"""

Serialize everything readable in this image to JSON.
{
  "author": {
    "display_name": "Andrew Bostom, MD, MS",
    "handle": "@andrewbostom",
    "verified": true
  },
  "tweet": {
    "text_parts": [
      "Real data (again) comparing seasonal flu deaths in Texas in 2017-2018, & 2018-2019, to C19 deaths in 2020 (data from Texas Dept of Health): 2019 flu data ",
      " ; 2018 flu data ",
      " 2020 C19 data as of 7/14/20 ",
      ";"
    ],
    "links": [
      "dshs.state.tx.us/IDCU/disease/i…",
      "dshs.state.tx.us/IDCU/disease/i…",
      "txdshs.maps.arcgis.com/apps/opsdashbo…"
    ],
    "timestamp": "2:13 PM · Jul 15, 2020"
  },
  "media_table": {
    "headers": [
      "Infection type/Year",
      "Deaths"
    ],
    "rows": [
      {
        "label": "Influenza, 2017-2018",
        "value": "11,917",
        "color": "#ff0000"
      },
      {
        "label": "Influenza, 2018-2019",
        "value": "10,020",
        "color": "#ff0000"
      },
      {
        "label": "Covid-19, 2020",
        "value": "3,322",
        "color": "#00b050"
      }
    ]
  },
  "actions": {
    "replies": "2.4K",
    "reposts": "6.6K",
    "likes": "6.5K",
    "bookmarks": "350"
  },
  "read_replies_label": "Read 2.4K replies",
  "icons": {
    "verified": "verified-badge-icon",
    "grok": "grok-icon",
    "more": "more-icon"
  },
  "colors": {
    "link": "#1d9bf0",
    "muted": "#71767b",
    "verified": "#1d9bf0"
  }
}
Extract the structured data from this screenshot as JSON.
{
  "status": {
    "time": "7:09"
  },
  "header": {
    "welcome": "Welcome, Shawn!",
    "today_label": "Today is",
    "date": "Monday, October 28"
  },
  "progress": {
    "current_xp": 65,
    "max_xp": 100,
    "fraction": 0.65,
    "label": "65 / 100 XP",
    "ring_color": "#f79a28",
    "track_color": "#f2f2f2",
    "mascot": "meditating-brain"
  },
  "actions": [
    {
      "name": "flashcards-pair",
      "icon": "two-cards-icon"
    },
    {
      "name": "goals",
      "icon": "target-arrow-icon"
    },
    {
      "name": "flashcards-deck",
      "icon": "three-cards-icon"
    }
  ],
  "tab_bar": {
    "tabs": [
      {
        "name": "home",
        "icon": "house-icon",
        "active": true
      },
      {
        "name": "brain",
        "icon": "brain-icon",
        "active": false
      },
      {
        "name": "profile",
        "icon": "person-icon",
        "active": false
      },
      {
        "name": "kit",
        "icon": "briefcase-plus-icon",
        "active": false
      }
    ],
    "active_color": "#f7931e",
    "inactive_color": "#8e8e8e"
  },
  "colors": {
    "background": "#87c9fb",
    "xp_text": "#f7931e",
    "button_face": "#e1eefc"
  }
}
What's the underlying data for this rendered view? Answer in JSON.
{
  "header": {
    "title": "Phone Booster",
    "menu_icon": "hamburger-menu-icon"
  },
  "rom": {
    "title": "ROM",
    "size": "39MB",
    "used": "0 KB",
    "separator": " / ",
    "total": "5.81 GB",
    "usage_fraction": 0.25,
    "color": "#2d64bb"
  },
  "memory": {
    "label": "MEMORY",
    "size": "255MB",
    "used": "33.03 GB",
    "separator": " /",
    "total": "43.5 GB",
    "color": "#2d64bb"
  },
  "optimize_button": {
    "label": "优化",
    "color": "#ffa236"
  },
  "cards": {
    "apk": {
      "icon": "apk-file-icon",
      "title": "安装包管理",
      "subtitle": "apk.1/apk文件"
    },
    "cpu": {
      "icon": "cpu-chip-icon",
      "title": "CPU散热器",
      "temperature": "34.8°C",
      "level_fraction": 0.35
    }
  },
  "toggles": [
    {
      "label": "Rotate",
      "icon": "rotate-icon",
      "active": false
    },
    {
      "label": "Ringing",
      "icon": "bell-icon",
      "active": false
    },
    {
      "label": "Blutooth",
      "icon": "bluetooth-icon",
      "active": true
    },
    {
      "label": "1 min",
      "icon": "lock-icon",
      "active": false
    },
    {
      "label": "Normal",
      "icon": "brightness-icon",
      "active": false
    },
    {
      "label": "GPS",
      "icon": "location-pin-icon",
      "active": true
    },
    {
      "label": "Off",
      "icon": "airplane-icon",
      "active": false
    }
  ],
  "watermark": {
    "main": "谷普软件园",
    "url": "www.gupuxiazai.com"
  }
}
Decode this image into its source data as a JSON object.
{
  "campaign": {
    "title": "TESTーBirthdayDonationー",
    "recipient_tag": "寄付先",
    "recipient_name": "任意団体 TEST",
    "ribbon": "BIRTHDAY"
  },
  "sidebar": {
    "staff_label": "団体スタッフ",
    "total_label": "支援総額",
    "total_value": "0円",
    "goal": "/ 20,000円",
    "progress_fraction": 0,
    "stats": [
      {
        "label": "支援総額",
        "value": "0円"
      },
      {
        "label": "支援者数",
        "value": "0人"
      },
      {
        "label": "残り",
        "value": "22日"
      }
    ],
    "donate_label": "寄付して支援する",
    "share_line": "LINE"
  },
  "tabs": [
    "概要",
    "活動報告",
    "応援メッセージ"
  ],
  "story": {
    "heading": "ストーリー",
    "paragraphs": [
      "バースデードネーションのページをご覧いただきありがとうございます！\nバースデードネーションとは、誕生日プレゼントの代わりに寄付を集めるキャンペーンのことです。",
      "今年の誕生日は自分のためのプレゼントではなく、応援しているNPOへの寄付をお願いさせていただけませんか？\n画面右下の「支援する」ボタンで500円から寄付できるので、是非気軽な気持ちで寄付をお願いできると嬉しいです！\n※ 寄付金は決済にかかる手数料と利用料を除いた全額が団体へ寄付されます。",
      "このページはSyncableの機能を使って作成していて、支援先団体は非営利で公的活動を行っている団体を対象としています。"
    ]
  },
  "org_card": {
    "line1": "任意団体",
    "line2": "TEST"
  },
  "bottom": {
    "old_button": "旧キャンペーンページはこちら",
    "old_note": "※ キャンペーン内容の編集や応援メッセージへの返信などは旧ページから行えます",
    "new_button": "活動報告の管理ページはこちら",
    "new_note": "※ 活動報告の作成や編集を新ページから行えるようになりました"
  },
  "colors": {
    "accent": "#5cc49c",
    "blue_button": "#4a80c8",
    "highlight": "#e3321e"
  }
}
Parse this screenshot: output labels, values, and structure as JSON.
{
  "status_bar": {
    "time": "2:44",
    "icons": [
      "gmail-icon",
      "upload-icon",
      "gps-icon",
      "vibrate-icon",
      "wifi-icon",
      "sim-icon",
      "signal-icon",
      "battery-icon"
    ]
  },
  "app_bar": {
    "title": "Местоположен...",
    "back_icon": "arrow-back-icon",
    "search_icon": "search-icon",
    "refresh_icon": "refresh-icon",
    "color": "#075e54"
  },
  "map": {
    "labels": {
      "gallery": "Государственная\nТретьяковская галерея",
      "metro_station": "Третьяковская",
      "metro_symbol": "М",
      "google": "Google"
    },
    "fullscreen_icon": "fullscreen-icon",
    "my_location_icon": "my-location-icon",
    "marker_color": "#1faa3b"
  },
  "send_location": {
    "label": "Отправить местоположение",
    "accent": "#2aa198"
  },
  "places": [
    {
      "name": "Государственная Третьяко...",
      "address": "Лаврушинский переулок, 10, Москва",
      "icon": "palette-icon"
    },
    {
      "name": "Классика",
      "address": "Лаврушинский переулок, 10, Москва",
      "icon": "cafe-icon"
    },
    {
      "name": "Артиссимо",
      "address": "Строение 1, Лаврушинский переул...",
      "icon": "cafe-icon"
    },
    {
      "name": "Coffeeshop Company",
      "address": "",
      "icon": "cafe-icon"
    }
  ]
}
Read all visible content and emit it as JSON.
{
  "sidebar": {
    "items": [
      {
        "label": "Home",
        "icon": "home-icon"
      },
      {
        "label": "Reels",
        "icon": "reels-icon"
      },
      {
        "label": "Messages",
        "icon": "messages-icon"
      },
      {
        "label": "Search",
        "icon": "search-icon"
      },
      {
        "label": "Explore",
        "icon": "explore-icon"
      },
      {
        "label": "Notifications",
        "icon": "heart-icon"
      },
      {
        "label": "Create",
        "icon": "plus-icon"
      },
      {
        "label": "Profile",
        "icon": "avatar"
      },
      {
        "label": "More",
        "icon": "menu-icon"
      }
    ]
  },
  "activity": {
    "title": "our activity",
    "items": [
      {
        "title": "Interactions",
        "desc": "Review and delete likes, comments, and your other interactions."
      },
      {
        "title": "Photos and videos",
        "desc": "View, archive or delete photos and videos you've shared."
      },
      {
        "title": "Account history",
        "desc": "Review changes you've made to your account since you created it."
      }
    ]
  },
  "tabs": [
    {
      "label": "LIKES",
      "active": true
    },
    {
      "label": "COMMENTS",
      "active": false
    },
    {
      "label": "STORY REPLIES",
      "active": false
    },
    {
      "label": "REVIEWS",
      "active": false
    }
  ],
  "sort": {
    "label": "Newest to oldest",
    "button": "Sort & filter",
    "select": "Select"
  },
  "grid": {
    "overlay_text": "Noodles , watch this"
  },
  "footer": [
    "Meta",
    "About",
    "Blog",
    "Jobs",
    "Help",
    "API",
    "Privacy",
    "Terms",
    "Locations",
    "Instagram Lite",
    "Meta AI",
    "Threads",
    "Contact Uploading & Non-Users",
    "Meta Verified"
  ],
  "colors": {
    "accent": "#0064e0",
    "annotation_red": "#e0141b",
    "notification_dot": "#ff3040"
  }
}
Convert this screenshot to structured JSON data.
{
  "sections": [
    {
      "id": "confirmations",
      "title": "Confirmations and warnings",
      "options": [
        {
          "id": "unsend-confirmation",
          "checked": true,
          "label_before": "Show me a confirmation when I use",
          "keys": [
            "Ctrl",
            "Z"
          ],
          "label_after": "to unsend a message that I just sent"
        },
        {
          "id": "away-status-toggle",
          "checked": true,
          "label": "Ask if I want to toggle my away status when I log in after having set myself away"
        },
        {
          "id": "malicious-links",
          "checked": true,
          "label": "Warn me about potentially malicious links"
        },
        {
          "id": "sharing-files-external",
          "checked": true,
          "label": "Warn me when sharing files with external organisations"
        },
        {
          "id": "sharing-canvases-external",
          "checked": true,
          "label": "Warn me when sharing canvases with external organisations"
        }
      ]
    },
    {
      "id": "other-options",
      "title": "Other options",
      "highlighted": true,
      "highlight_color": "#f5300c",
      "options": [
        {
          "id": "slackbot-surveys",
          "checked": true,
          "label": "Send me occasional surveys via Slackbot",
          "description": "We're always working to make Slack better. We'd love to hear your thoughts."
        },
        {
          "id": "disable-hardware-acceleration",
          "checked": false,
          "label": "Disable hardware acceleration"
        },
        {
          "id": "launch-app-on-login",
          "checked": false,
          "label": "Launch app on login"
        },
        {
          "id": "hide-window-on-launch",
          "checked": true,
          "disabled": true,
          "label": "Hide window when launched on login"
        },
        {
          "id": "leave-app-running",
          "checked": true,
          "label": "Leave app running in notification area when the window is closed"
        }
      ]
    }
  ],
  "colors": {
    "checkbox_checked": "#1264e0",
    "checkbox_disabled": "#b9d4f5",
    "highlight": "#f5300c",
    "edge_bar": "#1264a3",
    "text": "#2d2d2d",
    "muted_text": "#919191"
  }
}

"""

▶ **Exercise instructions**
Return each line in the records that holds the string "flashcards".

▶ **Response**
      "name": "flashcards-pair",
      "name": "flashcards-deck",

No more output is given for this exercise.